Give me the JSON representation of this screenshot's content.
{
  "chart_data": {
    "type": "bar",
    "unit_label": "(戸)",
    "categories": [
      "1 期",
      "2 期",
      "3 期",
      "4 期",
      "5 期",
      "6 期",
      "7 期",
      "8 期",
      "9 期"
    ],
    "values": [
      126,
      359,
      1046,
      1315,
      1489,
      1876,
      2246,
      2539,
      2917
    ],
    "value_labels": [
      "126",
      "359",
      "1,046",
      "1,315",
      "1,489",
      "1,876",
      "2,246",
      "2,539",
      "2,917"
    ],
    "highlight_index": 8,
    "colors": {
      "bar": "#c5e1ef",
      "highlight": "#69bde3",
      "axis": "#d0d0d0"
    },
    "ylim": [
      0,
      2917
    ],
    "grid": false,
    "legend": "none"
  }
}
§
• PROMPT:
Output all records verbatim.

• ANSWER TO THE EXERCISE:
Give me the JSON representation of this screenshot's content.
{
  "chart_data": {
    "type": "bar",
    "unit_label": "(戸)",
    "categories": [
      "1 期",
      "2 期",
      "3 期",
      "4 期",
      "5 期",
      "6 期",
      "7 期",
      "8 期",
      "9 期"
    ],
    "values": [
      126,
      359,
      1046,
      1315,
      1489,
      1876,
      2246,
      2539,
      2917
    ],
    "value_labels": [
      "126",
      "359",
      "1,046",
      "1,315",
      "1,489",
      "1,876",
      "2,246",
      "2,539",
      "2,917"
    ],
    "highlight_index": 8,
    "colors": {
      "bar": "#c5e1ef",
      "highlight": "#69bde3",
      "axis": "#d0d0d0"
    },
    "ylim": [
      0,
      2917
    ],
    "grid": false,
    "legend": "none"
  }
}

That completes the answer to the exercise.